══ Exercise inputs

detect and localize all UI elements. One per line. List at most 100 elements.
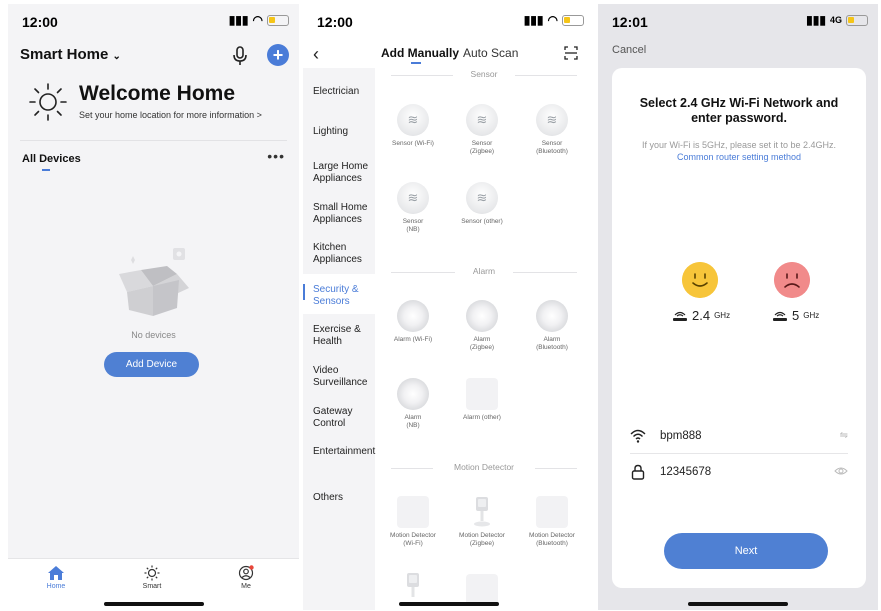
category-exercise-health[interactable]: Exercise & Health	[313, 324, 377, 348]
add-device-button[interactable]: Add Device	[104, 352, 199, 377]
category-others[interactable]: Others	[313, 492, 377, 504]
status-icons: ▮▮▮ ◠	[229, 13, 289, 27]
device-protocol: (Bluetooth)	[536, 148, 568, 155]
category-video-surveillance[interactable]: Video Surveillance	[313, 365, 377, 389]
section-line	[535, 468, 577, 469]
device-protocol: (Bluetooth)	[536, 540, 568, 547]
device-sensor-zigbee[interactable]: ≋ Sensor (Zigbee)	[451, 104, 513, 156]
device-alarm-zigbee[interactable]: Alarm (Zigbee)	[451, 300, 513, 352]
tab-add-manually[interactable]: Add Manually	[381, 46, 459, 60]
device-protocol: (Zigbee)	[469, 540, 495, 547]
status-bar: 12:00 ▮▮▮ ◠	[8, 4, 299, 40]
band-5ghz: 5 GHz	[772, 308, 819, 323]
device-alarm-other[interactable]: Alarm (other)	[451, 378, 513, 422]
status-time: 12:01	[612, 14, 648, 30]
home-icon	[48, 566, 64, 580]
device-name: Sensor (other)	[461, 218, 503, 225]
tab-home-label: Home	[46, 583, 66, 590]
wifi-title: Select 2.4 GHz Wi-Fi Network and enter p…	[639, 96, 839, 125]
chevron-right-icon: >	[256, 110, 262, 120]
device-alarm-wifi[interactable]: Alarm (Wi-Fi)	[382, 300, 444, 344]
home-indicator	[103, 602, 204, 606]
device-sensor-wifi[interactable]: ≋ Sensor (Wi-Fi)	[382, 104, 444, 148]
add-icon[interactable]: +	[267, 44, 289, 66]
placeholder-icon	[536, 496, 568, 528]
section-alarm-title: Alarm	[472, 266, 496, 276]
cancel-button[interactable]: Cancel	[612, 44, 646, 56]
category-entertainment[interactable]: Entertainment	[313, 446, 377, 458]
router-setting-link[interactable]: Common router setting method	[612, 152, 866, 162]
empty-box-illustration	[119, 248, 189, 316]
battery-icon	[562, 14, 584, 26]
ssid-field[interactable]: bpm888 ⇋	[630, 420, 848, 454]
status-bar: 12:01 ▮▮▮ 4G	[598, 4, 878, 40]
password-field[interactable]: 12345678	[630, 456, 848, 490]
band-24ghz: 2.4 GHz	[672, 308, 730, 323]
router-icon	[773, 311, 787, 321]
device-name: Motion Detector	[529, 532, 575, 539]
home-title: Smart Home	[20, 46, 109, 63]
device-motion-zigbee[interactable]: Motion Detector (Zigbee)	[451, 496, 513, 548]
category-lighting[interactable]: Lighting	[313, 126, 377, 138]
status-bar: 12:00 ▮▮▮ ◠	[303, 4, 594, 40]
wifi-setup-screen: 12:01 ▮▮▮ 4G Cancel Select 2.4 GHz Wi-Fi…	[598, 4, 878, 610]
home-selector[interactable]: Smart Home ⌄	[20, 46, 121, 63]
happy-face-icon	[682, 262, 718, 298]
section-sensor-title: Sensor	[470, 69, 498, 79]
tab-auto-scan[interactable]: Auto Scan	[463, 46, 518, 60]
tab-me[interactable]: Me	[226, 565, 266, 590]
eye-icon[interactable]	[834, 466, 848, 476]
wifi-card: Select 2.4 GHz Wi-Fi Network and enter p…	[612, 68, 866, 588]
category-security-sensors[interactable]: Security & Sensors	[313, 284, 377, 308]
scan-icon[interactable]	[564, 46, 578, 60]
category-large-home-appliances[interactable]: Large Home Appliances	[313, 161, 377, 185]
device-name: Sensor	[402, 218, 424, 225]
next-button[interactable]: Next	[664, 533, 828, 569]
home-location-link[interactable]: Set your home location for more informat…	[79, 110, 262, 120]
category-small-home-appliances[interactable]: Small Home Appliances	[313, 202, 377, 226]
device-name: Alarm	[543, 336, 561, 343]
device-sensor-other[interactable]: ≋ Sensor (other)	[451, 182, 513, 226]
more-icon[interactable]: •••	[267, 148, 285, 164]
signal-icon: ▮▮▮	[228, 13, 249, 27]
motion-detector-icon	[474, 497, 490, 527]
tab-home[interactable]: Home	[36, 565, 76, 590]
device-name: Alarm (other)	[463, 414, 501, 421]
category-kitchen-appliances[interactable]: Kitchen Appliances	[313, 242, 377, 266]
tab-indicator	[42, 169, 50, 171]
device-protocol: (Bluetooth)	[536, 344, 568, 351]
sensor-icon: ≋	[397, 182, 429, 214]
wifi-icon	[630, 429, 646, 443]
device-motion-wifi[interactable]: Motion Detector (Wi-Fi)	[382, 496, 444, 548]
device-sensor-bluetooth[interactable]: ≋ Sensor (Bluetooth)	[521, 104, 583, 156]
device-name: Sensor (Wi-Fi)	[392, 140, 434, 147]
status-icons: ▮▮▮ 4G	[806, 13, 868, 27]
device-motion-bluetooth[interactable]: Motion Detector (Bluetooth)	[521, 496, 583, 548]
device-name: Motion Detector	[390, 532, 436, 539]
band-unit: GHz	[803, 311, 820, 320]
tab-smart[interactable]: Smart	[132, 565, 172, 590]
device-alarm-bluetooth[interactable]: Alarm (Bluetooth)	[521, 300, 583, 352]
device-alarm-nb[interactable]: Alarm (NB)	[382, 378, 444, 430]
tab-all-devices[interactable]: All Devices	[22, 153, 81, 165]
wifi-hint: If your Wi-Fi is 5GHz, please set it to …	[641, 140, 837, 150]
sad-face-icon	[774, 262, 810, 298]
device-name: Motion Detector	[459, 532, 505, 539]
sun-icon	[144, 565, 160, 581]
signal-icon: ▮▮▮	[523, 13, 544, 27]
device-sensor-nb[interactable]: ≋ Sensor (NB)	[382, 182, 444, 234]
alarm-icon	[397, 378, 429, 410]
section-motion-title: Motion Detector	[454, 462, 514, 472]
microphone-icon[interactable]	[231, 46, 249, 66]
wifi-icon: ◠	[252, 13, 263, 27]
category-electrician[interactable]: Electrician	[313, 86, 377, 98]
device-name: Sensor	[471, 140, 493, 147]
home-location-text: Set your home location for more informat…	[79, 110, 255, 120]
back-icon[interactable]: ‹	[313, 44, 319, 65]
category-gateway-control[interactable]: Gateway Control	[313, 406, 377, 430]
band-unit: GHz	[714, 311, 731, 320]
section-line	[513, 272, 577, 273]
switch-network-icon[interactable]: ⇋	[840, 430, 848, 441]
sensor-icon: ≋	[466, 104, 498, 136]
network-type: 4G	[829, 15, 842, 25]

════

What you will do =
Begin at the line that has "category-exercise-health[interactable]: Exercise &" and stop after the line that has "456, 848, 490]". Give those lines again with "interactable" swapped for "clickable" and nothing else changed.

Solved problem =
category-exercise-health[clickable]: Exercise & Health	[313, 324, 377, 348]
add-device-button[clickable]: Add Device	[104, 352, 199, 377]
category-others[clickable]: Others	[313, 492, 377, 504]
status-icons: ▮▮▮ ◠	[229, 13, 289, 27]
device-protocol: (Bluetooth)	[536, 148, 568, 155]
category-video-surveillance[clickable]: Video Surveillance	[313, 365, 377, 389]
section-line	[535, 468, 577, 469]
device-protocol: (Bluetooth)	[536, 540, 568, 547]
device-sensor-zigbee[clickable]: ≋ Sensor (Zigbee)	[451, 104, 513, 156]
device-alarm-zigbee[clickable]: Alarm (Zigbee)	[451, 300, 513, 352]
tab-add-manually[clickable]: Add Manually	[381, 46, 459, 60]
device-protocol: (Zigbee)	[469, 540, 495, 547]
status-bar: 12:00 ▮▮▮ ◠	[8, 4, 299, 40]
band-5ghz: 5 GHz	[772, 308, 819, 323]
device-alarm-other[clickable]: Alarm (other)	[451, 378, 513, 422]
status-time: 12:01	[612, 14, 648, 30]
home-icon	[48, 566, 64, 580]
device-name: Sensor (other)	[461, 218, 503, 225]
tab-home-label: Home	[46, 583, 66, 590]
wifi-title: Select 2.4 GHz Wi-Fi Network and enter p…	[639, 96, 839, 125]
chevron-right-icon: >	[256, 110, 262, 120]
device-alarm-wifi[clickable]: Alarm (Wi-Fi)	[382, 300, 444, 344]
home-indicator	[103, 602, 204, 606]
device-sensor-wifi[clickable]: ≋ Sensor (Wi-Fi)	[382, 104, 444, 148]
add-icon[clickable]: +	[267, 44, 289, 66]
placeholder-icon	[536, 496, 568, 528]
section-alarm-title: Alarm	[472, 266, 496, 276]
cancel-button[clickable]: Cancel	[612, 44, 646, 56]
category-entertainment[clickable]: Entertainment	[313, 446, 377, 458]
router-setting-link[clickable]: Common router setting method	[612, 152, 866, 162]
empty-box-illustration	[119, 248, 189, 316]
battery-icon	[562, 14, 584, 26]
ssid-field[clickable]: bpm888 ⇋	[630, 420, 848, 454]
status-bar: 12:01 ▮▮▮ 4G	[598, 4, 878, 40]
password-field[clickable]: 12345678	[630, 456, 848, 490]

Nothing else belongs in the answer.